Task objective: Copy all the entries below with "Marginally housed" replaced by "Precariously housed", keeping everything else the same. Leave the pictures out of your answer.

Data to process:
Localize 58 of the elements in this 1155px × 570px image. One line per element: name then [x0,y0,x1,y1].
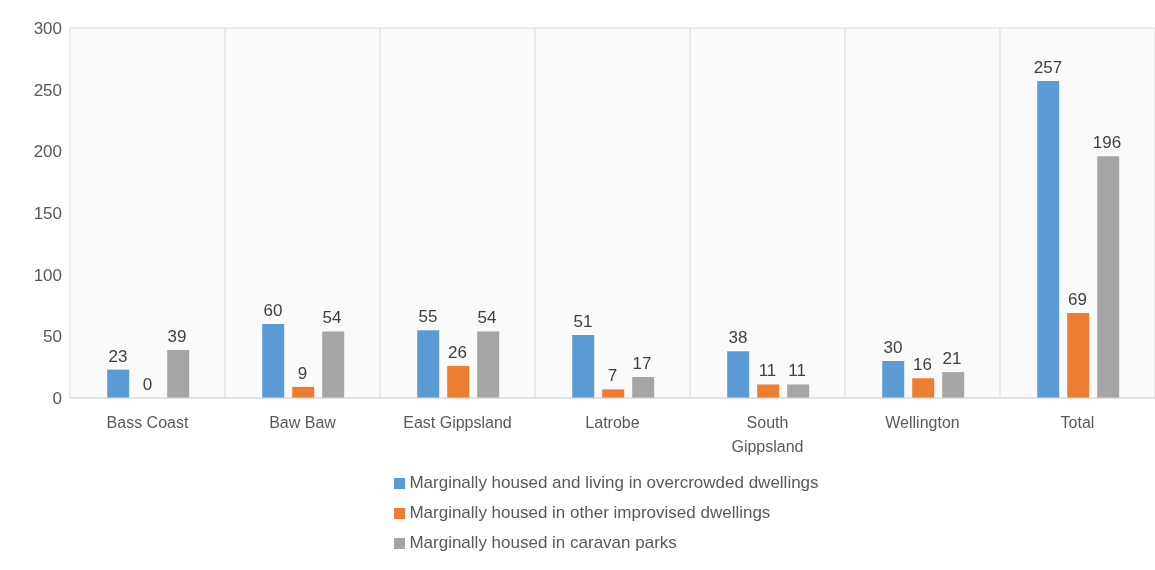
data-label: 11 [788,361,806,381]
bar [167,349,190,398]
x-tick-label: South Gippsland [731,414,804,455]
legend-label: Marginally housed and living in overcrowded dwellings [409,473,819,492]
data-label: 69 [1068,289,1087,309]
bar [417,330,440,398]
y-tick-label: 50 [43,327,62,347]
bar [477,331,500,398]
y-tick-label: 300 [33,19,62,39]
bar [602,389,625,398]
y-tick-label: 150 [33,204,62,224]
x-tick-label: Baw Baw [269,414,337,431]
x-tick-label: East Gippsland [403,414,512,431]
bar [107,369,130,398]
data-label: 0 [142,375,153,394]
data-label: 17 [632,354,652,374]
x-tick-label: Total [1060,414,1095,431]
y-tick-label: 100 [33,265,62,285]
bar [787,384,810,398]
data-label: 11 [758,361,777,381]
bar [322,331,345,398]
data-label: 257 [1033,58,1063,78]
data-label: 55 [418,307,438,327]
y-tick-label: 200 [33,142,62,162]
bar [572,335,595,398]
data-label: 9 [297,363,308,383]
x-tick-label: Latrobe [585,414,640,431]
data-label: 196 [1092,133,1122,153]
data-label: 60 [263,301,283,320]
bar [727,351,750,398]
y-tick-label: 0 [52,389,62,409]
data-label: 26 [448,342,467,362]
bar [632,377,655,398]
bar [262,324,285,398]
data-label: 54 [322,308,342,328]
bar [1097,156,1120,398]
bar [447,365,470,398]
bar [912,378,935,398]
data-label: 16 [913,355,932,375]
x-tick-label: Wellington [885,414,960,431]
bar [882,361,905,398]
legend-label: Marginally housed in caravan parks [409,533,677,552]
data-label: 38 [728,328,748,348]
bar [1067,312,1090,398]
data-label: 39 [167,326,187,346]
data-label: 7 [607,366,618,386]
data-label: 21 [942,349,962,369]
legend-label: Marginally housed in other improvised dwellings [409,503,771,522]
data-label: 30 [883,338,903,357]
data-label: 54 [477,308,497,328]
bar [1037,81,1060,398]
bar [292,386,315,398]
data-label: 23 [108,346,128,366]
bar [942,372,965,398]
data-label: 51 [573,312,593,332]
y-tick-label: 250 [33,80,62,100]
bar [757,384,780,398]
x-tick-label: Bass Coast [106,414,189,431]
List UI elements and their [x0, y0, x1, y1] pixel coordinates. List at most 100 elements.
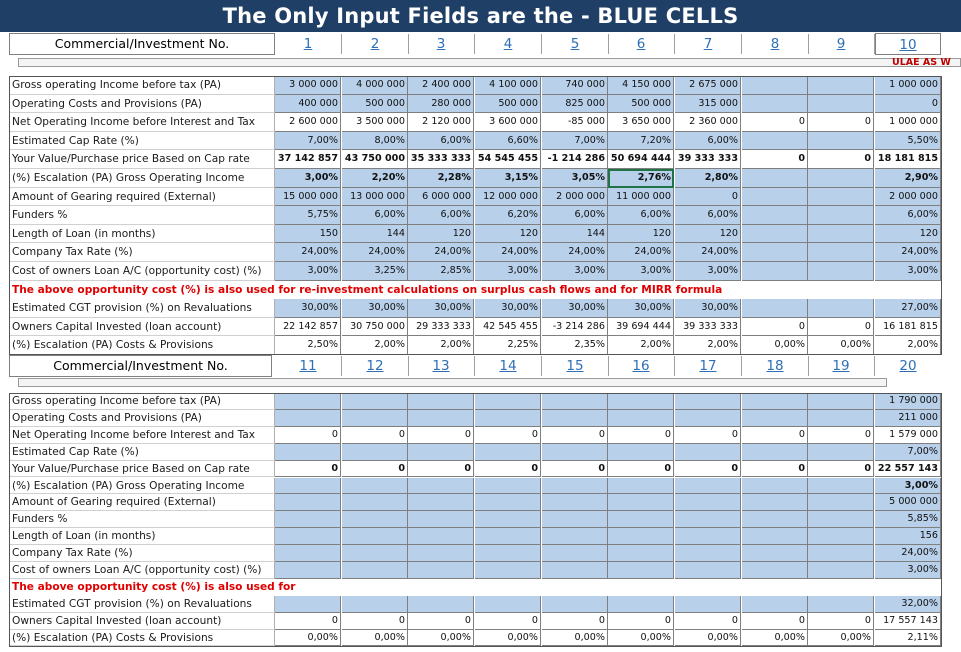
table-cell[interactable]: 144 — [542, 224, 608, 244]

Solution for this problem:
Localize 58 of the elements in this 1155px × 570px image. One line per element: name then [x0,y0,x1,y1].
data-label: 11 [788,361,806,381]
bar [167,349,190,398]
x-tick-label: South Gippsland [731,414,804,455]
legend-label: Precariously housed and living in overcrowded dwellings [409,473,819,492]
data-label: 69 [1068,289,1087,309]
bar [417,330,440,398]
y-tick-label: 50 [43,327,62,347]
bar [477,331,500,398]
y-tick-label: 300 [33,19,62,39]
bar [602,389,625,398]
y-tick-label: 150 [33,204,62,224]
x-tick-label: Baw Baw [269,414,337,431]
x-tick-label: East Gippsland [403,414,512,431]
bar [107,369,130,398]
data-label: 0 [142,375,153,394]
data-label: 17 [632,354,652,374]
x-tick-label: Total [1060,414,1095,431]
y-tick-label: 100 [33,265,62,285]
bar [787,384,810,398]
data-label: 11 [758,361,777,381]
bar [322,331,345,398]
data-label: 257 [1033,58,1063,78]
data-label: 55 [418,307,438,327]
y-tick-label: 200 [33,142,62,162]
bar [572,335,595,398]
data-label: 9 [297,363,308,383]
x-tick-label: Latrobe [585,414,640,431]
data-label: 196 [1092,133,1122,153]
data-label: 60 [263,301,283,320]
bar [727,351,750,398]
y-tick-label: 0 [52,389,62,409]
data-label: 26 [448,342,467,362]
bar [632,377,655,398]
bar [262,324,285,398]
data-label: 54 [322,308,342,328]
bar [1097,156,1120,398]
bar [447,365,470,398]
bar [912,378,935,398]
data-label: 16 [913,355,932,375]
x-tick-label: Wellington [885,414,960,431]
bar [882,361,905,398]
legend-label: Precariously housed in caravan parks [409,533,677,552]
data-label: 38 [728,328,748,348]
bar [1067,312,1090,398]
data-label: 39 [167,326,187,346]
data-label: 7 [607,366,618,386]
data-label: 21 [942,349,962,369]
legend-label: Precariously housed in other improvised dwellings [409,503,771,522]
data-label: 30 [883,338,903,357]
data-label: 54 [477,308,497,328]
bar [1037,81,1060,398]
bar [292,386,315,398]
data-label: 23 [108,346,128,366]
bar [942,372,965,398]
data-label: 51 [573,312,593,332]
y-tick-label: 250 [33,80,62,100]
bar [757,384,780,398]
x-tick-label: Bass Coast [106,414,189,431]
List UI elements and their [x0, y0, x1, y1] pixel coordinates. List at most 100 elements.
table-cell[interactable]: 144 — [542, 224, 608, 244]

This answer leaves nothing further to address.